Report the number of lines where the string "from" occurs, and write nothing else.

** BEGIN **

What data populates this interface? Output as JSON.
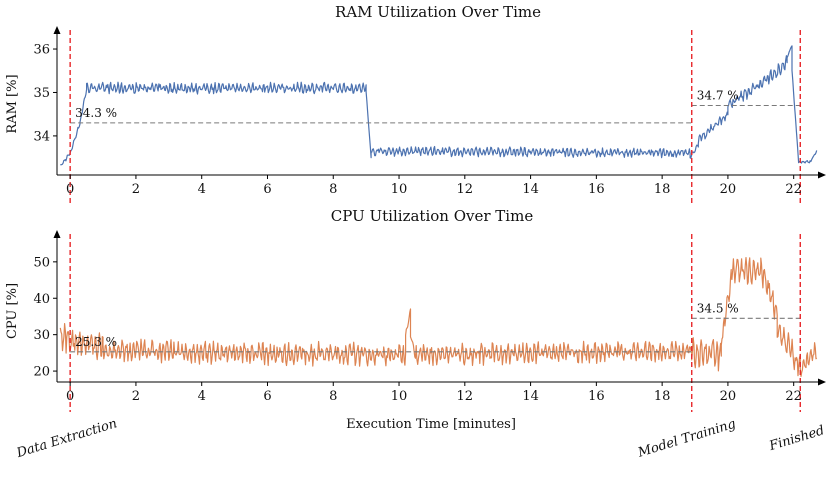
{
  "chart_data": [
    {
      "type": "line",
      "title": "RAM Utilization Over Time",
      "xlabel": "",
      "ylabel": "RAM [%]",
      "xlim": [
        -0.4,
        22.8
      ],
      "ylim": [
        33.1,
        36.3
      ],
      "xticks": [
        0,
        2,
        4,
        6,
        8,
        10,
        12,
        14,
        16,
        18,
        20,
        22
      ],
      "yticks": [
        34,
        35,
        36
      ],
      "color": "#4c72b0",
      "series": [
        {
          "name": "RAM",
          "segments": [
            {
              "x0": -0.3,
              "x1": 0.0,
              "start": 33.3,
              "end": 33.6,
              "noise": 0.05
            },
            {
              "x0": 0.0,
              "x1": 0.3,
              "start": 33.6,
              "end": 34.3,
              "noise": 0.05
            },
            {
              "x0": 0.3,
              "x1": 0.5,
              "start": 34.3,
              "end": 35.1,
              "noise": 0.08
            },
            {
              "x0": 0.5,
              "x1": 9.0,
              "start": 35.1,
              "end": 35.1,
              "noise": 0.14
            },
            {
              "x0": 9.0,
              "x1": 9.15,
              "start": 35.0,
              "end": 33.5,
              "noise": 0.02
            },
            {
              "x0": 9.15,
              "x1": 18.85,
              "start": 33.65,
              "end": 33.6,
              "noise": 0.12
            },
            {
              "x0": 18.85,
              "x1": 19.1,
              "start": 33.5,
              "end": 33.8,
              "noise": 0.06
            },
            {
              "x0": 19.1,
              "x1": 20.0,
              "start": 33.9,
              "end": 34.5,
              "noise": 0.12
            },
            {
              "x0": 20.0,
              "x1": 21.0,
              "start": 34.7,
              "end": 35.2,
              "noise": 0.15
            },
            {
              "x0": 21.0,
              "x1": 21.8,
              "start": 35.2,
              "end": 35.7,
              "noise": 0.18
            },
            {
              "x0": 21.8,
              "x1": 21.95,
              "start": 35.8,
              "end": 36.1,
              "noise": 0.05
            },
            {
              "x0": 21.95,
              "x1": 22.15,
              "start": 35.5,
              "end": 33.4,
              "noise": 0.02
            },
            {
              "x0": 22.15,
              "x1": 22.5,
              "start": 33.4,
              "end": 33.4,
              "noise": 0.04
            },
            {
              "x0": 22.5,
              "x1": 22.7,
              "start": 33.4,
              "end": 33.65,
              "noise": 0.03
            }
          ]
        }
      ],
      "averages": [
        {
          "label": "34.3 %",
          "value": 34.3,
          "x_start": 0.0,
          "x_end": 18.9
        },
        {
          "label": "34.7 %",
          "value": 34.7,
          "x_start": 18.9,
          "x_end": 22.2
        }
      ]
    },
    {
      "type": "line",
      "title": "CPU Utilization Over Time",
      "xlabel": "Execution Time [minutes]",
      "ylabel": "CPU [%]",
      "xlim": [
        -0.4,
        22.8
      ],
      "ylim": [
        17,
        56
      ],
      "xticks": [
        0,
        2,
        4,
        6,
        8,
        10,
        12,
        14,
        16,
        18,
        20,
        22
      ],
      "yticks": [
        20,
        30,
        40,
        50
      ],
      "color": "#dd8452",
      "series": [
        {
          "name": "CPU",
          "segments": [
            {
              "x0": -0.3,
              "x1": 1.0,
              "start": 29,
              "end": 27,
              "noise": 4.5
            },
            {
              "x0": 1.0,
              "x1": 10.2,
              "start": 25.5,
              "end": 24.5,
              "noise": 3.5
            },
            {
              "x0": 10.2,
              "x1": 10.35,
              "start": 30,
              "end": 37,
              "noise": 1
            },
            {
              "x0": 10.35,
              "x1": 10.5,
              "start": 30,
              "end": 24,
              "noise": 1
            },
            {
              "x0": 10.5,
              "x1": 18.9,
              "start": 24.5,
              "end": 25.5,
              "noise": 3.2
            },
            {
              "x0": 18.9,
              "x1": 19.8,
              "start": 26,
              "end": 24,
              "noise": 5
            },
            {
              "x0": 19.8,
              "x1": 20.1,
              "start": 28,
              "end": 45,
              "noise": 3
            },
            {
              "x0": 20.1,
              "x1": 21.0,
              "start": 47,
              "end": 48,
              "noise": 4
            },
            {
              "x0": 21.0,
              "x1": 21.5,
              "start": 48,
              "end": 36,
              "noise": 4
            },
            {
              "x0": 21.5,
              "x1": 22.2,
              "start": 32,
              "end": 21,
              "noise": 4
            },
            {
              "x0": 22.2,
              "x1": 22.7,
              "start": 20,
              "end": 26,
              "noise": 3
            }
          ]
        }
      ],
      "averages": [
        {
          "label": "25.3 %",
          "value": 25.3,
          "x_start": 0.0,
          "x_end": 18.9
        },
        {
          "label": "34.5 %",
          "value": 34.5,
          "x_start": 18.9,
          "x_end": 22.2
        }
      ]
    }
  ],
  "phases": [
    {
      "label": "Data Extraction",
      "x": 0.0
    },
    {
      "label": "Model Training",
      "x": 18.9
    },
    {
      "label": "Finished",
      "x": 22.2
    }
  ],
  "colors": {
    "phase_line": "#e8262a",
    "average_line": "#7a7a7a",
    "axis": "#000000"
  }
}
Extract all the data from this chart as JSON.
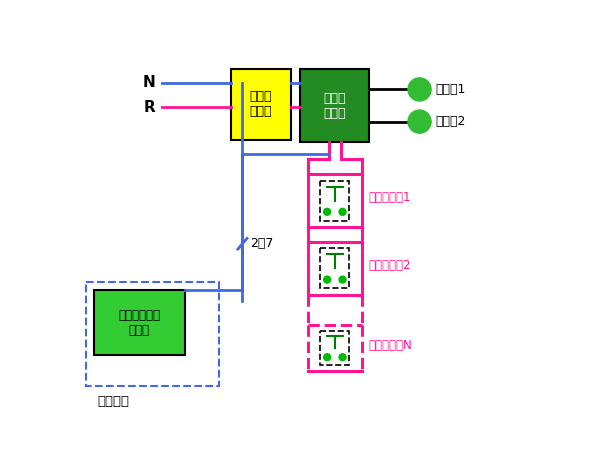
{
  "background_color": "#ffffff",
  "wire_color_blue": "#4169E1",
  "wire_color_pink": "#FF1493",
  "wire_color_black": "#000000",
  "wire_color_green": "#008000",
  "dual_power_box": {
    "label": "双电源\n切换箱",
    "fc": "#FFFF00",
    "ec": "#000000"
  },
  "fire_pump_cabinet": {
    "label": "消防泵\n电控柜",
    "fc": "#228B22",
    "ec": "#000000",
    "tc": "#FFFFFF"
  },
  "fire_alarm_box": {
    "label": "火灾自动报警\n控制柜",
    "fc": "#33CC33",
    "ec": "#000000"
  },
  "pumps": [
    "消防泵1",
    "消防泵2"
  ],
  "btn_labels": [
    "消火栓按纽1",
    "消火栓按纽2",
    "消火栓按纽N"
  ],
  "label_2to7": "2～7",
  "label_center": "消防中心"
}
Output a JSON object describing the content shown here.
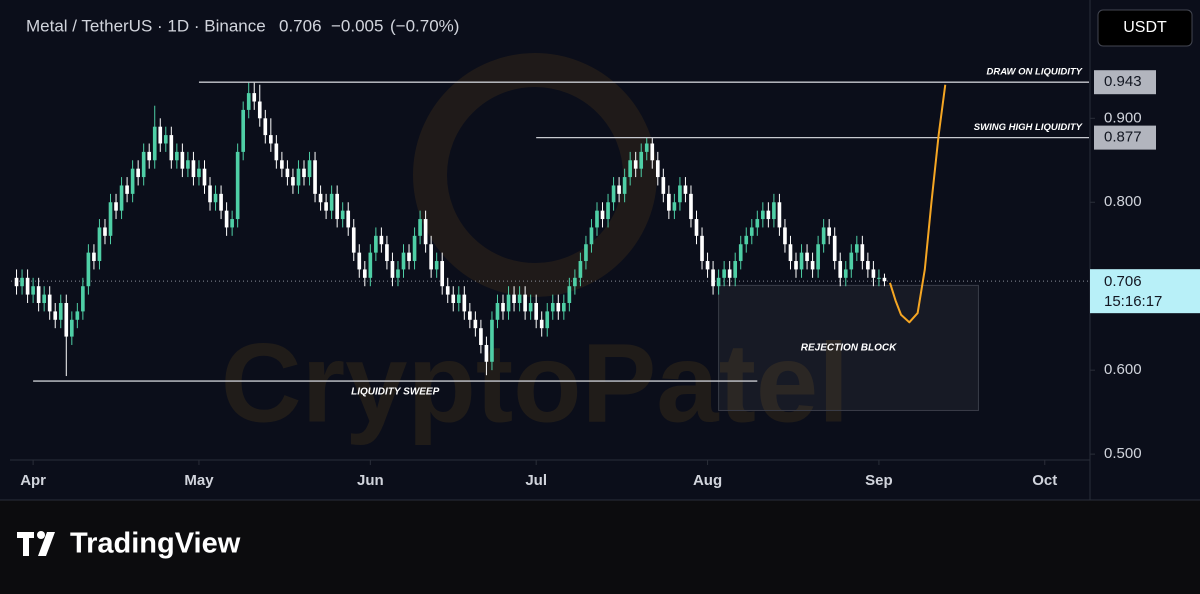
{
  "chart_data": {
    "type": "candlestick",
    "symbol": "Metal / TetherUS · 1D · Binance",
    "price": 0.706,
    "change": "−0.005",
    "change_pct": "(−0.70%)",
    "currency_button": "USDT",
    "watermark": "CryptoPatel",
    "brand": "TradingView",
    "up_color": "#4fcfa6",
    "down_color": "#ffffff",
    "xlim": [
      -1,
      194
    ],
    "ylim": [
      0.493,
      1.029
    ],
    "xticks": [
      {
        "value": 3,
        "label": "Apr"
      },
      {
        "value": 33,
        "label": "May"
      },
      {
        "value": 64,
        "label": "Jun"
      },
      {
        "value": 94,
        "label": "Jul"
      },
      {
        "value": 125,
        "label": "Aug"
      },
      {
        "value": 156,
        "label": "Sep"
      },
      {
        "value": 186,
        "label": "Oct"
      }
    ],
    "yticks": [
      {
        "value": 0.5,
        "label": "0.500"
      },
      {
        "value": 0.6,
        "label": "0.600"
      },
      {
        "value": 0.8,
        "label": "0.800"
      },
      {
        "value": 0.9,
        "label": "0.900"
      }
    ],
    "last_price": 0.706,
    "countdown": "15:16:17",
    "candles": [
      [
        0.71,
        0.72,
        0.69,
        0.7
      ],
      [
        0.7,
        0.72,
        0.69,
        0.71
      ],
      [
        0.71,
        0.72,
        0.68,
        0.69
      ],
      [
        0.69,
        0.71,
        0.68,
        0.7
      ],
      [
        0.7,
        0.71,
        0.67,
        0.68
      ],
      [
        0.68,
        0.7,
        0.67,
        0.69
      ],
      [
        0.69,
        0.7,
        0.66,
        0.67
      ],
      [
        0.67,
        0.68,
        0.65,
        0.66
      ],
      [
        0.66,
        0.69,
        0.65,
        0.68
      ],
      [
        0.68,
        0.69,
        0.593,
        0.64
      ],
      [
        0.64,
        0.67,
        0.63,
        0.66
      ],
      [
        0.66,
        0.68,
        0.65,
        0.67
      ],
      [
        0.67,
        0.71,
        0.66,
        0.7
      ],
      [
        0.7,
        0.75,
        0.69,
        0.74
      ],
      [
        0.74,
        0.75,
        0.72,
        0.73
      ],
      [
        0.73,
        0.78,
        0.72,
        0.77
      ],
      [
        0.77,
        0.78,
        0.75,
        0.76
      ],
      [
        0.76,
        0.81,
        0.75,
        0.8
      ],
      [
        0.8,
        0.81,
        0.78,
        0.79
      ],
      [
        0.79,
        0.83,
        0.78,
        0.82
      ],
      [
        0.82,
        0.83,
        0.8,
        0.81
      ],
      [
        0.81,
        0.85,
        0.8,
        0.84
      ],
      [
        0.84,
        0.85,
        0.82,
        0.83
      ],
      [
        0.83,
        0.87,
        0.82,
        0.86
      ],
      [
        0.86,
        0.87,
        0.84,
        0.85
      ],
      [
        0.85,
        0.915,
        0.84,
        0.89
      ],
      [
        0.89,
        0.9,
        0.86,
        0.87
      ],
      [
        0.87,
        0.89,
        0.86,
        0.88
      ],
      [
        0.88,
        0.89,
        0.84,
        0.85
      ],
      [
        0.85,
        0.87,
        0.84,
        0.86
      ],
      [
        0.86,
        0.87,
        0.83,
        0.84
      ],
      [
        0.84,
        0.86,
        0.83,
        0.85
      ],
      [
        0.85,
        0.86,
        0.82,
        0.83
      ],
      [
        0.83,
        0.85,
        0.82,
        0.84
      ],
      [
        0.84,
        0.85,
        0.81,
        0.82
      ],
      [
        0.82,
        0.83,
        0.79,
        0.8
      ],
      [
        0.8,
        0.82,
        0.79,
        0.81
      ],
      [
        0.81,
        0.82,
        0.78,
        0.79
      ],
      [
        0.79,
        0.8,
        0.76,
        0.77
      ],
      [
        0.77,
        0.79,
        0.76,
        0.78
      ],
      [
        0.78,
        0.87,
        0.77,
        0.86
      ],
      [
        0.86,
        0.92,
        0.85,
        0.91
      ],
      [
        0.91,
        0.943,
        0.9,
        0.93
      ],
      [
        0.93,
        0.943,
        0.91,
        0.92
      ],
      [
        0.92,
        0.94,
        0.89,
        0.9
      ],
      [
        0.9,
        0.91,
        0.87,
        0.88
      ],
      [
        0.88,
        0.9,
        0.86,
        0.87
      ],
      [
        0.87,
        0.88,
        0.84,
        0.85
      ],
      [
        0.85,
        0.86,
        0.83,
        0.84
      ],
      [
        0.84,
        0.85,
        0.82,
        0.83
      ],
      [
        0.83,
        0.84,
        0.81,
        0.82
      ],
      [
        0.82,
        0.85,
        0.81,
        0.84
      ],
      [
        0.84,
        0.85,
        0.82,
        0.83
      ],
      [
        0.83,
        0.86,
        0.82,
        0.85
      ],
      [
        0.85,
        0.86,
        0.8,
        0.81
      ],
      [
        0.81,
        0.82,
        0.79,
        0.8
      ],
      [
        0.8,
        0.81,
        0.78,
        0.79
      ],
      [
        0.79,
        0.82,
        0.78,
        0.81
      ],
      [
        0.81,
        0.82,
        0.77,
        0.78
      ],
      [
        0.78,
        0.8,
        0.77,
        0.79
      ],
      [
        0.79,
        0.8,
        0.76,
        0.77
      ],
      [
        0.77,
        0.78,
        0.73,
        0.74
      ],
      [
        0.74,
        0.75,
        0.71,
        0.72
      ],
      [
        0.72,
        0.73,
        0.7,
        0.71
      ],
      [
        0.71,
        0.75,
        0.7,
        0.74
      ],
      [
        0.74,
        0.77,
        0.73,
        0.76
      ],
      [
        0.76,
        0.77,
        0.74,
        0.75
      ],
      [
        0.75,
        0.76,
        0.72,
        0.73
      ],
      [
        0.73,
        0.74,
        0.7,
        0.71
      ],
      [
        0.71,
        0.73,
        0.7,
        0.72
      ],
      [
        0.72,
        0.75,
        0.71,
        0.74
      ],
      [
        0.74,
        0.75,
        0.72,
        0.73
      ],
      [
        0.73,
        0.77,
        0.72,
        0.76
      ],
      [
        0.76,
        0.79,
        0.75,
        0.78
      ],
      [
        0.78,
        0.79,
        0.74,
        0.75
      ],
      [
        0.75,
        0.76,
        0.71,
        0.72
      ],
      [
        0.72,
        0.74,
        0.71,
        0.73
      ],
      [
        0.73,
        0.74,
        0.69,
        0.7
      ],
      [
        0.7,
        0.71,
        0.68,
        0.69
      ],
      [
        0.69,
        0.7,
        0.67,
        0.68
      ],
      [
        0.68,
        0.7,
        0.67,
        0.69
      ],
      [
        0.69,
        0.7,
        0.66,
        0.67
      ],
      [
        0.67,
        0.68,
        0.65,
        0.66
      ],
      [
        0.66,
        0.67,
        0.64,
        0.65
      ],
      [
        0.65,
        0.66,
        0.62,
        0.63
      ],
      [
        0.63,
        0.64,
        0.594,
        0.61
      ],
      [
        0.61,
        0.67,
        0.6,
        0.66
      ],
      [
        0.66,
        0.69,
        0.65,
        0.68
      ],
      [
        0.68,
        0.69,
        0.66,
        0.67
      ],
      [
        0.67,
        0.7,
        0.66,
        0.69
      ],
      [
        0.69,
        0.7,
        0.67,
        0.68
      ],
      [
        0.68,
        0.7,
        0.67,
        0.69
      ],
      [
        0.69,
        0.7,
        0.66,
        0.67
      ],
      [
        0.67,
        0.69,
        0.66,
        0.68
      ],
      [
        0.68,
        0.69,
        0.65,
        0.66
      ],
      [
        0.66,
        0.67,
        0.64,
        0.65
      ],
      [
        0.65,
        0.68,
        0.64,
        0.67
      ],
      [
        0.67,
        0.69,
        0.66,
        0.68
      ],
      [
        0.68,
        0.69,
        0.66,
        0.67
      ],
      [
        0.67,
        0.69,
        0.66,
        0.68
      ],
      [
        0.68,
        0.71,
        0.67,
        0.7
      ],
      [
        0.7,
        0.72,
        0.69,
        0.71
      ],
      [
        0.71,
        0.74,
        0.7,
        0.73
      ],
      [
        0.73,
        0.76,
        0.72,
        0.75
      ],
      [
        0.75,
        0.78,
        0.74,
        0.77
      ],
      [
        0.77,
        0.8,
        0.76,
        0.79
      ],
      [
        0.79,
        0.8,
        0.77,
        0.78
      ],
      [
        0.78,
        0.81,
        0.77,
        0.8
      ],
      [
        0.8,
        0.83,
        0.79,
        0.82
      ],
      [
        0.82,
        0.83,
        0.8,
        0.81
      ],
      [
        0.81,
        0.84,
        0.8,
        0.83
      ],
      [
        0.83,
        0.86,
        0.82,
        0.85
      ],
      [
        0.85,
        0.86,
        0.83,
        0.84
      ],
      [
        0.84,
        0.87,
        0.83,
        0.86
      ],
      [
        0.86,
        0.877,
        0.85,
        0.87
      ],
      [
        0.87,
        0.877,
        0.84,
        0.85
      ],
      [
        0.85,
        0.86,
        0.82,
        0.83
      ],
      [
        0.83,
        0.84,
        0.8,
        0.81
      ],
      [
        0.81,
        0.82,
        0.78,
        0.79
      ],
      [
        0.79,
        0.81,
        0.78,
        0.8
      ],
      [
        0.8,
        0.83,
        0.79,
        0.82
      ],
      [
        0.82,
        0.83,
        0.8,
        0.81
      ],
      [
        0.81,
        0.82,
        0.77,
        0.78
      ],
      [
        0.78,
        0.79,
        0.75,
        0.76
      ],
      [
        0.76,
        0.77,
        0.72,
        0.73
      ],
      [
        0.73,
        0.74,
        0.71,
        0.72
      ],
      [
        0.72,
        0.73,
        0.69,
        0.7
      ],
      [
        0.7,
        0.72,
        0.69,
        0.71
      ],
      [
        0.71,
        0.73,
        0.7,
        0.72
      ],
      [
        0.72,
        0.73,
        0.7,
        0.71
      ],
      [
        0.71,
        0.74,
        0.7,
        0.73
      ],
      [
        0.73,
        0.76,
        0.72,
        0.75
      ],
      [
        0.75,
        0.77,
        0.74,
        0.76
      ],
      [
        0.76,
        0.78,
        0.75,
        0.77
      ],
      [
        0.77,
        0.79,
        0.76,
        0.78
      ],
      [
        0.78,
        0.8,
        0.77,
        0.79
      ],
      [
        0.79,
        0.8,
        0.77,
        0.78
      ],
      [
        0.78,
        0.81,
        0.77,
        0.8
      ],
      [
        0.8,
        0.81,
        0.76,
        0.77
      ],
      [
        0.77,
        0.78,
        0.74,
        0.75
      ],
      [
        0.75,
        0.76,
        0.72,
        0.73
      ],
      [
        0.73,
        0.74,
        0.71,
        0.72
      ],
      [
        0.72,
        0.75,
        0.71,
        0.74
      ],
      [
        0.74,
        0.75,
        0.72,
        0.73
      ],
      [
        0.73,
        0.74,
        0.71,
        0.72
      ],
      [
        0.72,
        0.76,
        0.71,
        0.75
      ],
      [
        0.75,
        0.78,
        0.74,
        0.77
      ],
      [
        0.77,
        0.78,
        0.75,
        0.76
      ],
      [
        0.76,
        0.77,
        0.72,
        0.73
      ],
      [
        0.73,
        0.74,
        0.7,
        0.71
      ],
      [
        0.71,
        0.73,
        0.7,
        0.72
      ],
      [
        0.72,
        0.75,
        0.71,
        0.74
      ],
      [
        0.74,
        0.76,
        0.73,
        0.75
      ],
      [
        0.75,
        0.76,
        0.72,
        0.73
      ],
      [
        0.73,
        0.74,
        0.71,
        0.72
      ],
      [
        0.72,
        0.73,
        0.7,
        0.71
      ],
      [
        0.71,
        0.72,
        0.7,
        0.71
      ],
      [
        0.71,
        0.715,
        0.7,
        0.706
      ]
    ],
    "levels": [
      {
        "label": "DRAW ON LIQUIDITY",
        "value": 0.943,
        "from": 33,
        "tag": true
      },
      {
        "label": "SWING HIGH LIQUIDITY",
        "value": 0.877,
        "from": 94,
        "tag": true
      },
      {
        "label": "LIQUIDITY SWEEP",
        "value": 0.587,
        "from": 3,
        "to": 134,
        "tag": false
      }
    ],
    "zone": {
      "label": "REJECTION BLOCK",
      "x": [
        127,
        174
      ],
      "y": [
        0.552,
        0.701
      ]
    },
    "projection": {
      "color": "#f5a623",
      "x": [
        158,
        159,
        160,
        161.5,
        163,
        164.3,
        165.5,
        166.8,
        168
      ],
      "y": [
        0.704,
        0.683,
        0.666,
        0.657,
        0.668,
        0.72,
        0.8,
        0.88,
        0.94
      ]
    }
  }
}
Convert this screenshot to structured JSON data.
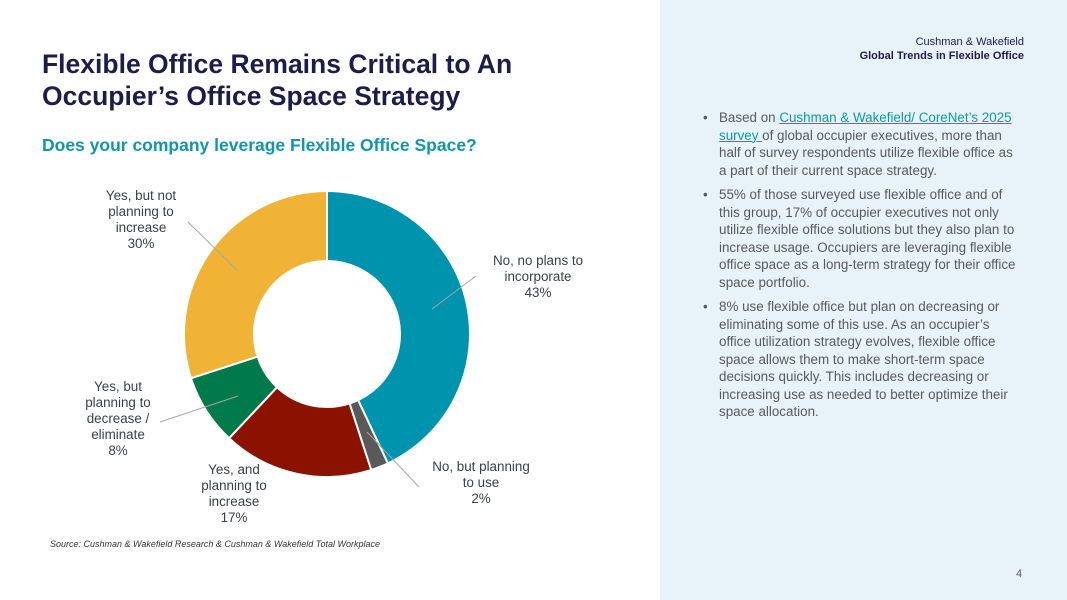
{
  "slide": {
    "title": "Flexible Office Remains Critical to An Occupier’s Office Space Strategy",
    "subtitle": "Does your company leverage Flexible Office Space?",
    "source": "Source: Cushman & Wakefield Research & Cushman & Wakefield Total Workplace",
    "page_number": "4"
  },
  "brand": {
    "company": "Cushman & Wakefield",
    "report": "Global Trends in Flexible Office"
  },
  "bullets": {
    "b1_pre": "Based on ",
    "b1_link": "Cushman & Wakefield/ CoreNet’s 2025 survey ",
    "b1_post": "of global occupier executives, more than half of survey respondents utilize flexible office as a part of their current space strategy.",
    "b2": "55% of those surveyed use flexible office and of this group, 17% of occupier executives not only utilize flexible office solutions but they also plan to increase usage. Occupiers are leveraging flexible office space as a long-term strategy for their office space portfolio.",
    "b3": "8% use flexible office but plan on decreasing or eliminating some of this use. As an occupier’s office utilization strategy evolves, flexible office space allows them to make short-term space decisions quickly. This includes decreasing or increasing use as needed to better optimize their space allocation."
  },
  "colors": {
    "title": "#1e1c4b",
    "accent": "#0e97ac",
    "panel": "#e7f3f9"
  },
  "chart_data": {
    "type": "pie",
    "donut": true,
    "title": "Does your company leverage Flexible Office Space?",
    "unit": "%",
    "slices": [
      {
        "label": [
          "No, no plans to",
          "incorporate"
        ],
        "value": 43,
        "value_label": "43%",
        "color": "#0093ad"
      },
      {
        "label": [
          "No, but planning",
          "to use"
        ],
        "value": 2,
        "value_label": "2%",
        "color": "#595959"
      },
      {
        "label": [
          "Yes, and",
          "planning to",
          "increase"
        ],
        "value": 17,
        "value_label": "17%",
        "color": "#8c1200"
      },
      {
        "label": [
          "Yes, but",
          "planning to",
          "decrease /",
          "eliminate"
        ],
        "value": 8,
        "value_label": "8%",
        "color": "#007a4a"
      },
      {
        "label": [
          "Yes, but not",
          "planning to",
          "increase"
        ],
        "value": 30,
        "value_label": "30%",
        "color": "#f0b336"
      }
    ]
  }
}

** END **

▶ **Task response**: 4